Given exercise: Gather the lines from the material that contain "candlestick".

Stored rows:
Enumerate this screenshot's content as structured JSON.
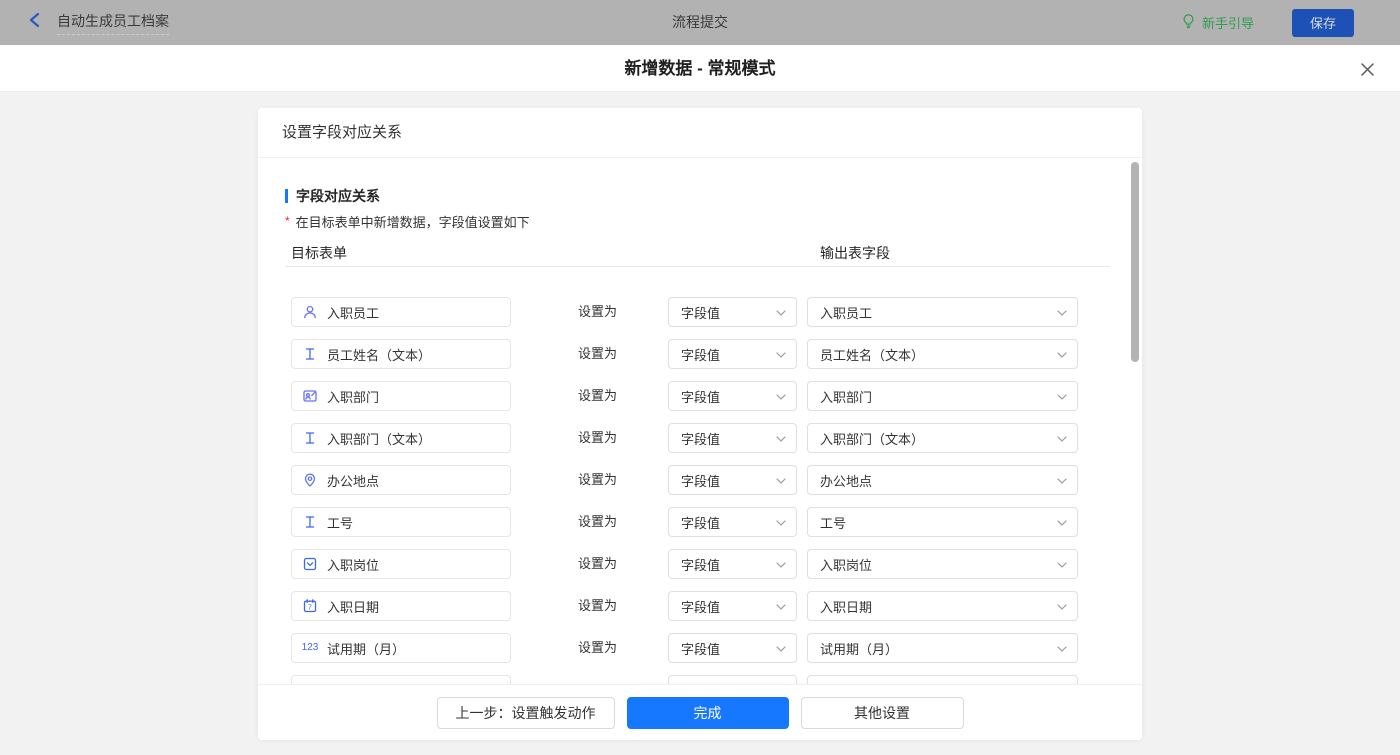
{
  "topbar": {
    "back_icon": "chevron-left",
    "title": "自动生成员工档案",
    "center_title": "流程提交",
    "guide_icon": "lightbulb",
    "guide_label": "新手引导",
    "save_label": "保存"
  },
  "modal": {
    "title": "新增数据 - 常规模式",
    "close_icon": "close"
  },
  "card": {
    "header": "设置字段对应关系",
    "section_title": "字段对应关系",
    "required_mark": "*",
    "description": "在目标表单中新增数据，字段值设置如下",
    "col_left": "目标表单",
    "col_right": "输出表字段",
    "set_as_label": "设置为",
    "rows": [
      {
        "icon": "user-icon",
        "field": "入职员工",
        "value_type": "字段值",
        "output": "入职员工"
      },
      {
        "icon": "text-icon",
        "field": "员工姓名（文本）",
        "value_type": "字段值",
        "output": "员工姓名（文本）"
      },
      {
        "icon": "dept-icon",
        "field": "入职部门",
        "value_type": "字段值",
        "output": "入职部门"
      },
      {
        "icon": "text-icon",
        "field": "入职部门（文本）",
        "value_type": "字段值",
        "output": "入职部门（文本）"
      },
      {
        "icon": "location-icon",
        "field": "办公地点",
        "value_type": "字段值",
        "output": "办公地点"
      },
      {
        "icon": "text-icon",
        "field": "工号",
        "value_type": "字段值",
        "output": "工号"
      },
      {
        "icon": "select-icon",
        "field": "入职岗位",
        "value_type": "字段值",
        "output": "入职岗位"
      },
      {
        "icon": "date-icon",
        "field": "入职日期",
        "value_type": "字段值",
        "output": "入职日期"
      },
      {
        "icon": "number-icon",
        "field": "试用期（月）",
        "value_type": "字段值",
        "output": "试用期（月）"
      },
      {
        "icon": "",
        "field": "",
        "value_type": "",
        "output": ""
      }
    ]
  },
  "footer": {
    "prev_label": "上一步：设置触发动作",
    "done_label": "完成",
    "other_label": "其他设置"
  },
  "colors": {
    "primary_blue": "#1677ff",
    "save_button_blue_dimmed": "#1d51b5",
    "guide_green": "#2f9d4e",
    "icon_blue": "#3f68e8",
    "icon_violet": "#6474f0",
    "required_red": "#f5222d",
    "topbar_dimmed_gray": "#b2b2b2",
    "body_gray": "#f2f2f2"
  }
}
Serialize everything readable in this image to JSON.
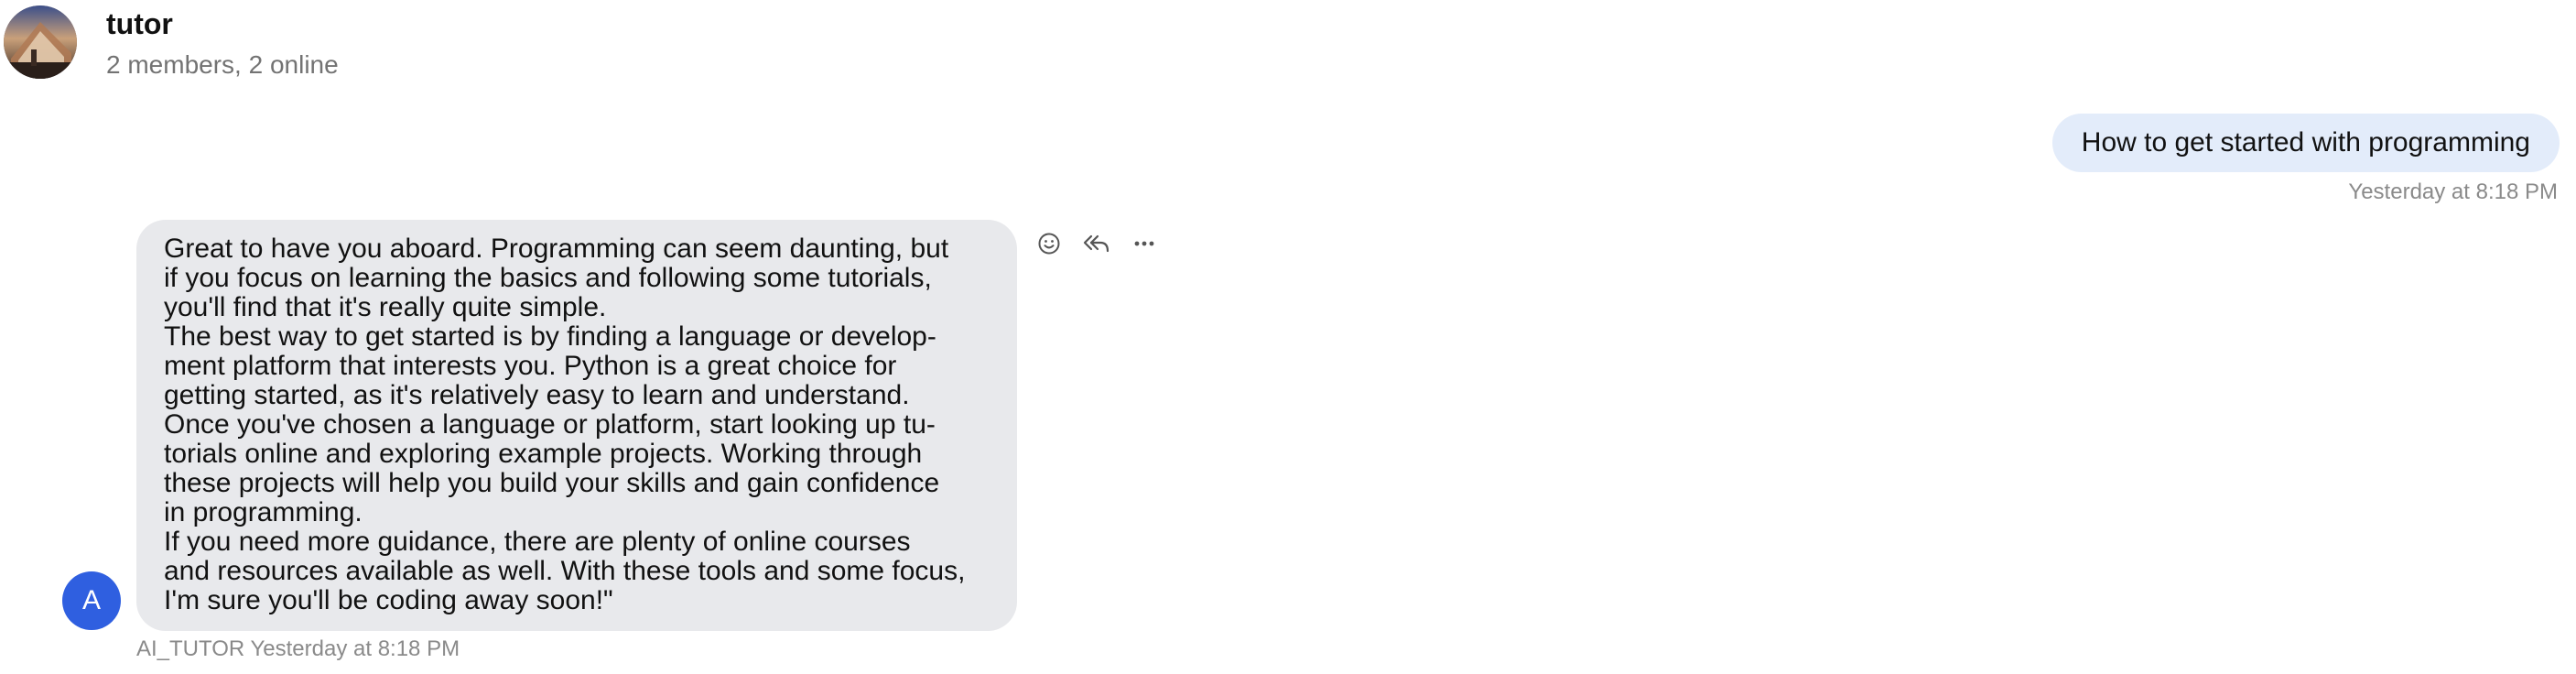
{
  "header": {
    "title": "tutor",
    "subtitle": "2 members, 2 online"
  },
  "outgoing_message": {
    "text": "How to get started with programming",
    "timestamp": "Yesterday at 8:18 PM",
    "bubble_color": "#e3ecfa"
  },
  "incoming_message": {
    "paragraphs": [
      "Great to have you aboard. Programming can seem daunting, but\nif you focus on learning the basics and following some tutorials,\nyou'll find that it's really quite simple.",
      "The best way to get started is by finding a language or develop-\nment platform that interests you. Python is a great choice for\ngetting started, as it's relatively easy to learn and understand.",
      "Once you've chosen a language or platform, start looking up tu-\ntorials online and exploring example projects. Working through\nthese projects will help you build your skills and gain confidence\nin programming.",
      "If you need more guidance, there are plenty of online courses\nand resources available as well. With these tools and some focus,\nI'm sure you'll be coding away soon!\""
    ],
    "sender": "AI_TUTOR",
    "timestamp": "Yesterday at 8:18 PM",
    "avatar_letter": "A",
    "avatar_color": "#2f5fe0",
    "bubble_color": "#e8e9ec"
  },
  "message_actions": [
    {
      "icon": "emoji-icon"
    },
    {
      "icon": "reply-all-icon"
    },
    {
      "icon": "more-icon"
    }
  ]
}
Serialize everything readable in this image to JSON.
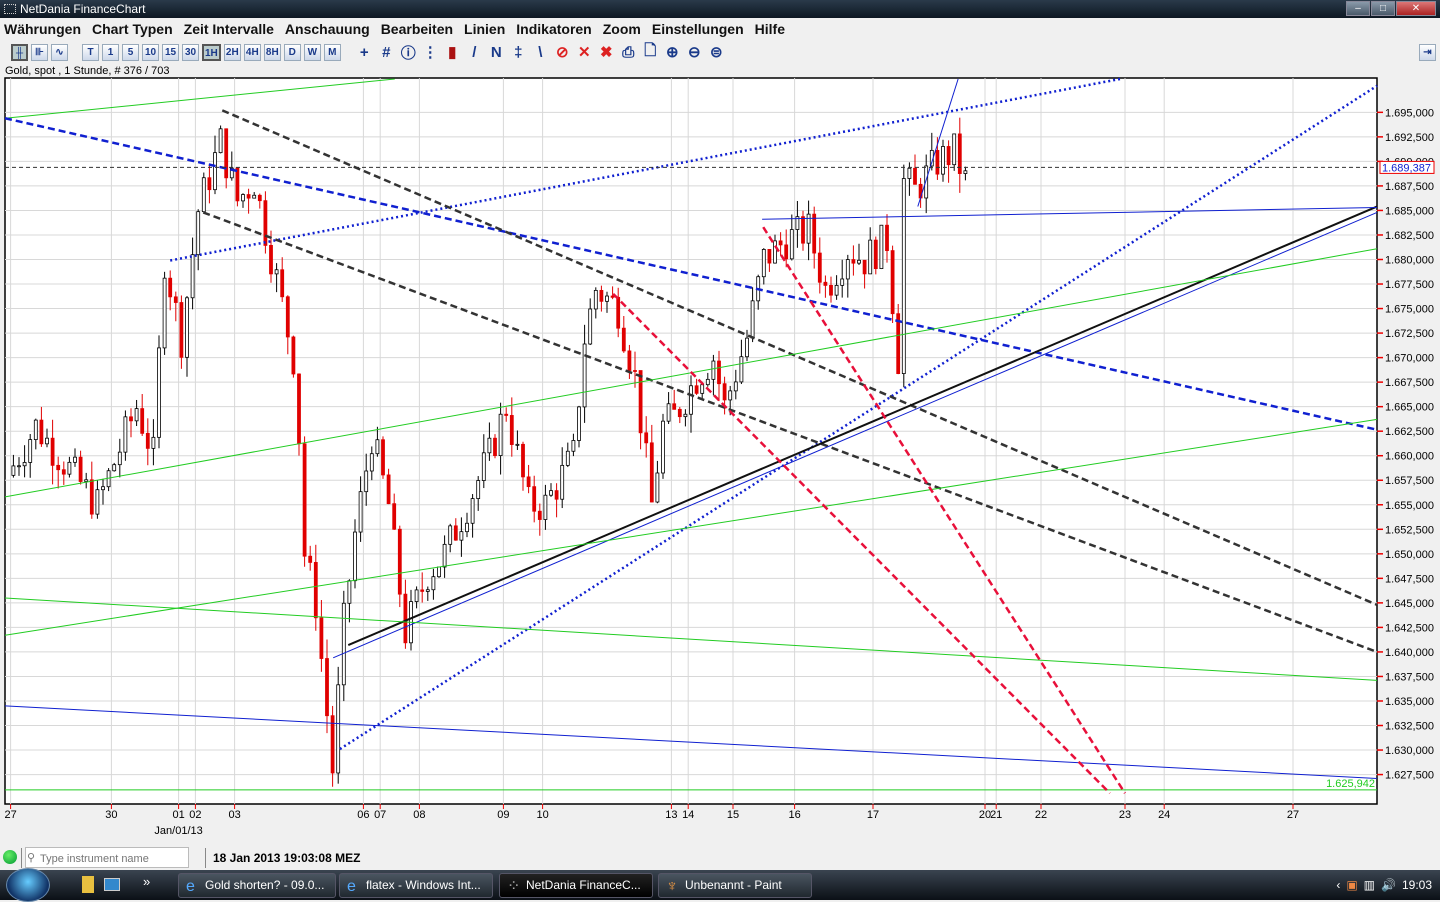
{
  "window": {
    "title": "NetDania FinanceChart",
    "min": "–",
    "max": "□",
    "close": "✕"
  },
  "menu": [
    "Währungen",
    "Chart Typen",
    "Zeit Intervalle",
    "Anschauung",
    "Bearbeiten",
    "Linien",
    "Indikatoren",
    "Zoom",
    "Einstellungen",
    "Hilfe"
  ],
  "toolbar": {
    "chart_types": [
      "candlestick-icon",
      "bar-chart-icon",
      "line-chart-icon"
    ],
    "intervals": [
      "T",
      "1",
      "5",
      "10",
      "15",
      "30",
      "1H",
      "2H",
      "4H",
      "8H",
      "D",
      "W",
      "M"
    ],
    "active_interval": "1H",
    "tools": [
      {
        "name": "crosshair-icon",
        "glyph": "+"
      },
      {
        "name": "grid-icon",
        "glyph": "#"
      },
      {
        "name": "info-icon",
        "glyph": "ⓘ"
      },
      {
        "name": "grid-lines-icon",
        "glyph": "⋮"
      },
      {
        "name": "volume-icon",
        "glyph": "▮"
      },
      {
        "name": "trendline-icon",
        "glyph": "/"
      },
      {
        "name": "trendline-2-icon",
        "glyph": "N"
      },
      {
        "name": "trendline-3-icon",
        "glyph": "‡"
      },
      {
        "name": "trendline-4-icon",
        "glyph": "\\"
      },
      {
        "name": "delete-line-icon",
        "glyph": "⊘"
      },
      {
        "name": "delete-icon",
        "glyph": "✕"
      },
      {
        "name": "delete-all-icon",
        "glyph": "✖"
      },
      {
        "name": "print-icon",
        "glyph": "⎙"
      },
      {
        "name": "print-preview-icon",
        "glyph": "🗋"
      },
      {
        "name": "zoom-in-icon",
        "glyph": "⊕"
      },
      {
        "name": "zoom-out-icon",
        "glyph": "⊖"
      },
      {
        "name": "zoom-reset-icon",
        "glyph": "⊜"
      }
    ]
  },
  "info_line": "Gold, spot , 1 Stunde, # 376 / 703",
  "status": {
    "search_placeholder": "Type instrument name",
    "timestamp": "18 Jan 2013 19:03:08 MEZ"
  },
  "taskbar": {
    "tasks": [
      "Gold shorten? - 09.0...",
      "flatex - Windows Int...",
      "NetDania FinanceC...",
      "Unbenannt - Paint"
    ],
    "time": "19:03"
  },
  "chart_data": {
    "type": "candlestick",
    "instrument": "Gold, spot",
    "interval": "1 Stunde",
    "ylim": [
      1.6245,
      1.6985
    ],
    "xlim": [
      0,
      245
    ],
    "y_ticks": [
      "1.695,000",
      "1.692,500",
      "1.690,000",
      "1.687,500",
      "1.685,000",
      "1.682,500",
      "1.680,000",
      "1.677,500",
      "1.675,000",
      "1.672,500",
      "1.670,000",
      "1.667,500",
      "1.665,000",
      "1.662,500",
      "1.660,000",
      "1.657,500",
      "1.655,000",
      "1.652,500",
      "1.650,000",
      "1.647,500",
      "1.645,000",
      "1.642,500",
      "1.640,000",
      "1.637,500",
      "1.635,000",
      "1.632,500",
      "1.630,000",
      "1.627,500"
    ],
    "y_tick_values": [
      1.695,
      1.6925,
      1.69,
      1.6875,
      1.685,
      1.6825,
      1.68,
      1.6775,
      1.675,
      1.6725,
      1.67,
      1.6675,
      1.665,
      1.6625,
      1.66,
      1.6575,
      1.655,
      1.6525,
      1.65,
      1.6475,
      1.645,
      1.6425,
      1.64,
      1.6375,
      1.635,
      1.6325,
      1.63,
      1.6275
    ],
    "x_ticks": [
      {
        "bar": 1,
        "label": "27"
      },
      {
        "bar": 19,
        "label": "30"
      },
      {
        "bar": 31,
        "label": "01"
      },
      {
        "bar": 34,
        "label": "02"
      },
      {
        "bar": 41,
        "label": "03"
      },
      {
        "bar": 64,
        "label": "06"
      },
      {
        "bar": 67,
        "label": "07"
      },
      {
        "bar": 74,
        "label": "08"
      },
      {
        "bar": 89,
        "label": "09"
      },
      {
        "bar": 96,
        "label": "10"
      },
      {
        "bar": 119,
        "label": "13"
      },
      {
        "bar": 122,
        "label": "14"
      },
      {
        "bar": 130,
        "label": "15"
      },
      {
        "bar": 141,
        "label": "16"
      },
      {
        "bar": 155,
        "label": "17"
      },
      {
        "bar": 175,
        "label": "20"
      },
      {
        "bar": 177,
        "label": "21"
      },
      {
        "bar": 185,
        "label": "22"
      },
      {
        "bar": 200,
        "label": "23"
      },
      {
        "bar": 207,
        "label": "24"
      },
      {
        "bar": 230,
        "label": "27"
      }
    ],
    "x_sublabel": {
      "bar": 31,
      "label": "Jan/01/13"
    },
    "current_price": 1.689387,
    "current_price_label": "1.689,387",
    "low_marker": 1.625942,
    "low_marker_label": "1.625,942",
    "price_path": [
      [
        1,
        1.658
      ],
      [
        6,
        1.663
      ],
      [
        17,
        1.655
      ],
      [
        24,
        1.665
      ],
      [
        27,
        1.66
      ],
      [
        29,
        1.68
      ],
      [
        32,
        1.672
      ],
      [
        35,
        1.685
      ],
      [
        39,
        1.692
      ],
      [
        42,
        1.686
      ],
      [
        45,
        1.688
      ],
      [
        49,
        1.678
      ],
      [
        52,
        1.67
      ],
      [
        53,
        1.662
      ],
      [
        54,
        1.65
      ],
      [
        56,
        1.645
      ],
      [
        59,
        1.628
      ],
      [
        61,
        1.643
      ],
      [
        63,
        1.652
      ],
      [
        66,
        1.662
      ],
      [
        69,
        1.655
      ],
      [
        72,
        1.642
      ],
      [
        76,
        1.648
      ],
      [
        79,
        1.65
      ],
      [
        83,
        1.655
      ],
      [
        87,
        1.66
      ],
      [
        90,
        1.665
      ],
      [
        94,
        1.655
      ],
      [
        97,
        1.655
      ],
      [
        102,
        1.66
      ],
      [
        104,
        1.672
      ],
      [
        106,
        1.677
      ],
      [
        110,
        1.675
      ],
      [
        113,
        1.668
      ],
      [
        116,
        1.655
      ],
      [
        118,
        1.663
      ],
      [
        120,
        1.664
      ],
      [
        124,
        1.668
      ],
      [
        127,
        1.67
      ],
      [
        129,
        1.665
      ],
      [
        133,
        1.672
      ],
      [
        136,
        1.68
      ],
      [
        140,
        1.682
      ],
      [
        144,
        1.683
      ],
      [
        147,
        1.677
      ],
      [
        151,
        1.681
      ],
      [
        154,
        1.68
      ],
      [
        158,
        1.682
      ],
      [
        160,
        1.67
      ],
      [
        161,
        1.688
      ],
      [
        163,
        1.687
      ],
      [
        167,
        1.69
      ],
      [
        170,
        1.691
      ],
      [
        172,
        1.688
      ]
    ],
    "lines": [
      {
        "from": [
          0,
          1.6944
        ],
        "to": [
          69.6,
          1.6984
        ],
        "color": "#22cc22",
        "style": "solid"
      },
      {
        "from": [
          0,
          1.6944
        ],
        "to": [
          244.6,
          1.6627
        ],
        "color": "#1020d0",
        "style": "dashed"
      },
      {
        "from": [
          29.5,
          1.6799
        ],
        "to": [
          199.1,
          1.6984
        ],
        "color": "#1020d0",
        "style": "dotted"
      },
      {
        "from": [
          59.8,
          1.6301
        ],
        "to": [
          245,
          1.6977
        ],
        "color": "#1020d0",
        "style": "dotted"
      },
      {
        "from": [
          38.8,
          1.6952
        ],
        "to": [
          245,
          1.6448
        ],
        "color": "#333333",
        "style": "dashed"
      },
      {
        "from": [
          35.4,
          1.6848
        ],
        "to": [
          245,
          1.64
        ],
        "color": "#333333",
        "style": "dashed"
      },
      {
        "from": [
          61.3,
          1.6407
        ],
        "to": [
          245,
          1.6854
        ],
        "color": "#111111",
        "style": "solid-thick"
      },
      {
        "from": [
          58.6,
          1.6394
        ],
        "to": [
          245,
          1.6848
        ],
        "color": "#1020d0",
        "style": "solid"
      },
      {
        "from": [
          135.2,
          1.6841
        ],
        "to": [
          245,
          1.6853
        ],
        "color": "#1020d0",
        "style": "solid"
      },
      {
        "from": [
          0,
          1.6558
        ],
        "to": [
          245,
          1.6811
        ],
        "color": "#22cc22",
        "style": "solid"
      },
      {
        "from": [
          0,
          1.6417
        ],
        "to": [
          245,
          1.6637
        ],
        "color": "#22cc22",
        "style": "solid"
      },
      {
        "from": [
          0,
          1.6455
        ],
        "to": [
          245,
          1.6371
        ],
        "color": "#22cc22",
        "style": "solid"
      },
      {
        "from": [
          0,
          1.6345
        ],
        "to": [
          245,
          1.6271
        ],
        "color": "#1020d0",
        "style": "solid"
      },
      {
        "from": [
          0,
          1.625942
        ],
        "to": [
          245,
          1.625942
        ],
        "color": "#22cc22",
        "style": "solid"
      },
      {
        "from": [
          108.6,
          1.6765
        ],
        "to": [
          197.3,
          1.6256
        ],
        "color": "#e8103a",
        "style": "dashed"
      },
      {
        "from": [
          135.4,
          1.6833
        ],
        "to": [
          200,
          1.6256
        ],
        "color": "#e8103a",
        "style": "dashed"
      },
      {
        "from": [
          163,
          1.6854
        ],
        "to": [
          170.2,
          1.6984
        ],
        "color": "#1020d0",
        "style": "solid"
      }
    ],
    "colors": {
      "up": "#000000",
      "down": "#e00000",
      "grid": "#d8d8d8"
    }
  }
}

Exercise output:
      "candlestick-icon",
    "type": "candlestick",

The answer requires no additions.